**Task requirements**
The entries are to be returned exactly, with images left out.

**Material for this task**
** begin **
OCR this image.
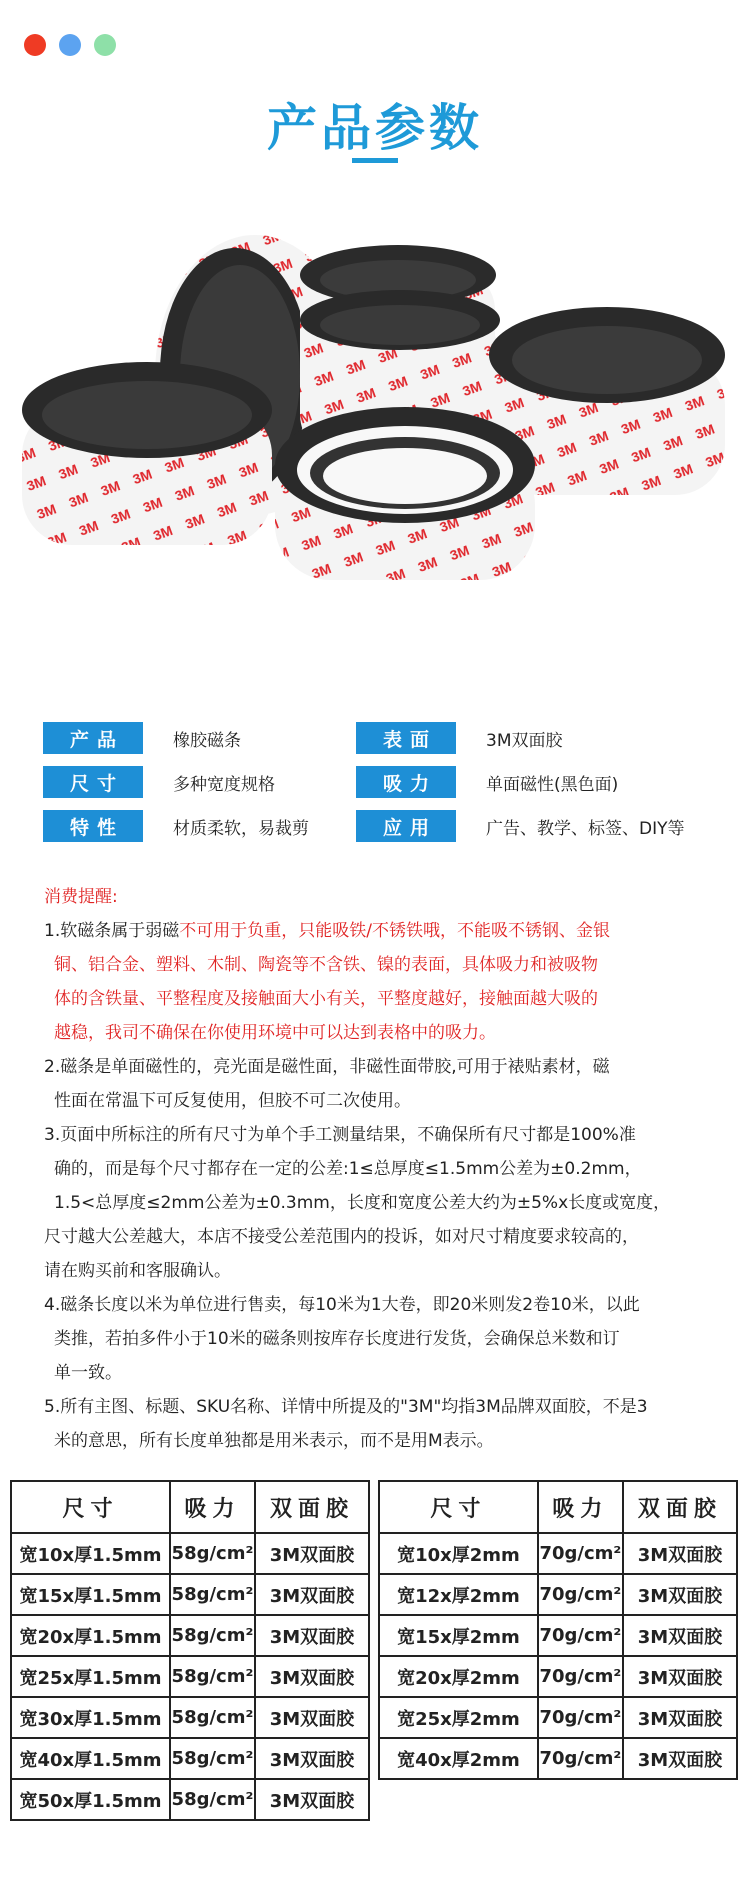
产品参数
产品	橡胶磁条	表面	3M双面胶
尺寸	多种宽度规格	吸力	单面磁性(黑色面)
特性	材质柔软，易裁剪	应用	广告、教学、标签、DIY等
消费提醒:

1.软磁条属于弱磁不可用于负重，只能吸铁/不锈铁哦，不能吸不锈钢、金银

铜、铝合金、塑料、木制、陶瓷等不含铁、镍的表面，具体吸力和被吸物

体的含铁量、平整程度及接触面大小有关，平整度越好，接触面越大吸的

越稳，我司不确保在你使用环境中可以达到表格中的吸力。

2.磁条是单面磁性的，亮光面是磁性面，非磁性面带胶,可用于裱贴素材，磁

性面在常温下可反复使用，但胶不可二次使用。

3.页面中所标注的所有尺寸为单个手工测量结果，不确保所有尺寸都是100%准

确的，而是每个尺寸都存在一定的公差:1≤总厚度≤1.5mm公差为±0.2mm，

1.5<总厚度≤2mm公差为±0.3mm，长度和宽度公差大约为±5%x长度或宽度，

尺寸越大公差越大，本店不接受公差范围内的投诉，如对尺寸精度要求较高的，

请在购买前和客服确认。

4.磁条长度以米为单位进行售卖，每10米为1大卷，即20米则发2卷10米，以此

类推，若拍多件小于10米的磁条则按库存长度进行发货，会确保总米数和订

单一致。

5.所有主图、标题、SKU名称、详情中所提及的"3M"均指3M品牌双面胶，不是3

米的意思，所有长度单独都是用米表示，而不是用M表示。

尺寸	吸力	双面胶
宽10x厚1.5mm	58g/cm²	3M双面胶
宽15x厚1.5mm	58g/cm²	3M双面胶
宽20x厚1.5mm	58g/cm²	3M双面胶
宽25x厚1.5mm	58g/cm²	3M双面胶
宽30x厚1.5mm	58g/cm²	3M双面胶
宽40x厚1.5mm	58g/cm²	3M双面胶
宽50x厚1.5mm	58g/cm²	3M双面胶
尺寸	吸力	双面胶
宽10x厚2mm	70g/cm²	3M双面胶
宽12x厚2mm	70g/cm²	3M双面胶
宽15x厚2mm	70g/cm²	3M双面胶
宽20x厚2mm	70g/cm²	3M双面胶
宽25x厚2mm	70g/cm²	3M双面胶
宽40x厚2mm	70g/cm²	3M双面胶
** end **
**Solution for this task**
OCR this image.
产品参数
产品	橡胶磁条	表面	3M双面胶
尺寸	多种宽度规格	吸力	单面磁性(黑色面)
特性	材质柔软，易裁剪	应用	广告、教学、标签、DIY等
消费提醒:

1.软磁条属于弱磁不可用于负重，只能吸铁/不锈铁哦，不能吸不锈钢、金银

铜、铝合金、塑料、木制、陶瓷等不含铁、镍的表面，具体吸力和被吸物

体的含铁量、平整程度及接触面大小有关，平整度越好，接触面越大吸的

越稳，我司不确保在你使用环境中可以达到表格中的吸力。

2.磁条是单面磁性的，亮光面是磁性面，非磁性面带胶,可用于裱贴素材，磁

性面在常温下可反复使用，但胶不可二次使用。

3.页面中所标注的所有尺寸为单个手工测量结果，不确保所有尺寸都是100%准

确的，而是每个尺寸都存在一定的公差:1≤总厚度≤1.5mm公差为±0.2mm，

1.5<总厚度≤2mm公差为±0.3mm，长度和宽度公差大约为±5%x长度或宽度，

尺寸越大公差越大，本店不接受公差范围内的投诉，如对尺寸精度要求较高的，

请在购买前和客服确认。

4.磁条长度以米为单位进行售卖，每10米为1大卷，即20米则发2卷10米，以此

类推，若拍多件小于10米的磁条则按库存长度进行发货，会确保总米数和订

单一致。

5.所有主图、标题、SKU名称、详情中所提及的"3M"均指3M品牌双面胶，不是3

米的意思，所有长度单独都是用米表示，而不是用M表示。

尺寸	吸力	双面胶
宽10x厚1.5mm	58g/cm²	3M双面胶
宽15x厚1.5mm	58g/cm²	3M双面胶
宽20x厚1.5mm	58g/cm²	3M双面胶
宽25x厚1.5mm	58g/cm²	3M双面胶
宽30x厚1.5mm	58g/cm²	3M双面胶
宽40x厚1.5mm	58g/cm²	3M双面胶
宽50x厚1.5mm	58g/cm²	3M双面胶
尺寸	吸力	双面胶
宽10x厚2mm	70g/cm²	3M双面胶
宽12x厚2mm	70g/cm²	3M双面胶
宽15x厚2mm	70g/cm²	3M双面胶
宽20x厚2mm	70g/cm²	3M双面胶
宽25x厚2mm	70g/cm²	3M双面胶
宽40x厚2mm	70g/cm²	3M双面胶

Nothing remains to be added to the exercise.